▶ [What the exercise asks]
Read the listing and extract each line that includes the word "screenshot".

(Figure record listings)
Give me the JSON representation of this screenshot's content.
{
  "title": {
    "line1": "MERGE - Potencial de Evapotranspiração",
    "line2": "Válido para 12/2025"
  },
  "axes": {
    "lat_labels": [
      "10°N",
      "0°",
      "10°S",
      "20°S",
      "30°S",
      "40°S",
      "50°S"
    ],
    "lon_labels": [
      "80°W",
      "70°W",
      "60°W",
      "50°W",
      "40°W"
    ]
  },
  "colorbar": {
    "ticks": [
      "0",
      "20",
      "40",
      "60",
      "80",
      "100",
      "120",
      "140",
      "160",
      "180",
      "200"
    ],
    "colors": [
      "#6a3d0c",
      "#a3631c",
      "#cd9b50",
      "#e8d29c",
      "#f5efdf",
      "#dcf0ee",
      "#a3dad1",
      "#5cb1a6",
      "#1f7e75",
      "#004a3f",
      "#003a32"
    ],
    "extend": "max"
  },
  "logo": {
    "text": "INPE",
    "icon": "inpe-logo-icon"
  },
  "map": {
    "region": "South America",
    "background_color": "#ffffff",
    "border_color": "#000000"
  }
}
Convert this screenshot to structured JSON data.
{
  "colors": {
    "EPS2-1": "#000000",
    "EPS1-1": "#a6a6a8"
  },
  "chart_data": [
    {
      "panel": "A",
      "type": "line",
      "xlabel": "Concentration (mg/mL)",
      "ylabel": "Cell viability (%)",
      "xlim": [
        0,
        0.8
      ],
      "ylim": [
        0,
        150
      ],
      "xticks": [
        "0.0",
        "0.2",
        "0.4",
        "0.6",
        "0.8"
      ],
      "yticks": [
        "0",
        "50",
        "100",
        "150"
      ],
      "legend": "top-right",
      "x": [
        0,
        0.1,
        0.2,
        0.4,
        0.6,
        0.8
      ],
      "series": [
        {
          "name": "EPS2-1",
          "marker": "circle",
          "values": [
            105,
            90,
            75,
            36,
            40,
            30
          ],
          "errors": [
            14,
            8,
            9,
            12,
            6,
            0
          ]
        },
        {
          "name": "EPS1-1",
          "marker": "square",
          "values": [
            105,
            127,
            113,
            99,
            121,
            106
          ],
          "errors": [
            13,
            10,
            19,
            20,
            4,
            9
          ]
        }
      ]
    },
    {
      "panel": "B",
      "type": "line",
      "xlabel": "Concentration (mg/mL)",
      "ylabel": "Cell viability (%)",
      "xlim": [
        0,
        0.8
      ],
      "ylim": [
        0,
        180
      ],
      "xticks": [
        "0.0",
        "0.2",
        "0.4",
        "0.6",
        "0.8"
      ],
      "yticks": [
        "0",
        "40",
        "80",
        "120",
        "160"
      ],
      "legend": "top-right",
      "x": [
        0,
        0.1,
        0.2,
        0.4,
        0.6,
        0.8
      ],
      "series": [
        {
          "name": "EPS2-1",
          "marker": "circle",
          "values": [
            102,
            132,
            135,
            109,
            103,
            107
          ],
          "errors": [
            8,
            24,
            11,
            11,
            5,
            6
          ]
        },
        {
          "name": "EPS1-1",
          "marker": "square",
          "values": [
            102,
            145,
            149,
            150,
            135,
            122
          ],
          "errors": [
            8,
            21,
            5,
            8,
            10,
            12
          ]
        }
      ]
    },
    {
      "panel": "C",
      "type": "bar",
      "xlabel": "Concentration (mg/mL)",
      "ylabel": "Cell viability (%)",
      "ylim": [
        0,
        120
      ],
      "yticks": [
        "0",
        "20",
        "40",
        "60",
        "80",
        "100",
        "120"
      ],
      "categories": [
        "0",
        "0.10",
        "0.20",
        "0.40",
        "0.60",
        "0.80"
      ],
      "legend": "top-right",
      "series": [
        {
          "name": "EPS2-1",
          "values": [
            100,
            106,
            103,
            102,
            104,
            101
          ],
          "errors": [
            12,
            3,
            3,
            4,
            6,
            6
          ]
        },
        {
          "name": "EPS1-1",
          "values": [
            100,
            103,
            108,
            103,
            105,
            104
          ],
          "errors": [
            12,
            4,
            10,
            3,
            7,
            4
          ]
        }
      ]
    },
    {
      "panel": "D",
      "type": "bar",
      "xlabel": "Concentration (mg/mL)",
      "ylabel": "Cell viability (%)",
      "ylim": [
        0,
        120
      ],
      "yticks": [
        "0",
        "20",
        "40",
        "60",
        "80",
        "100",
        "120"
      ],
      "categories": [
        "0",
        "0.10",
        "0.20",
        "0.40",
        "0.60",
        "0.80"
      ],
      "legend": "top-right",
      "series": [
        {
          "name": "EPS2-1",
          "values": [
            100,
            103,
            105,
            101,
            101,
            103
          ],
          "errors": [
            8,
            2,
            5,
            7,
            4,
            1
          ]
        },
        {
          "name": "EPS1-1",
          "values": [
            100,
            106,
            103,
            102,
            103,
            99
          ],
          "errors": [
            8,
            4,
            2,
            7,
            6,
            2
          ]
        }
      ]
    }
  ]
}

▶ [The completed task]
Give me the JSON representation of this screenshot's content.
Convert this screenshot to structured JSON data.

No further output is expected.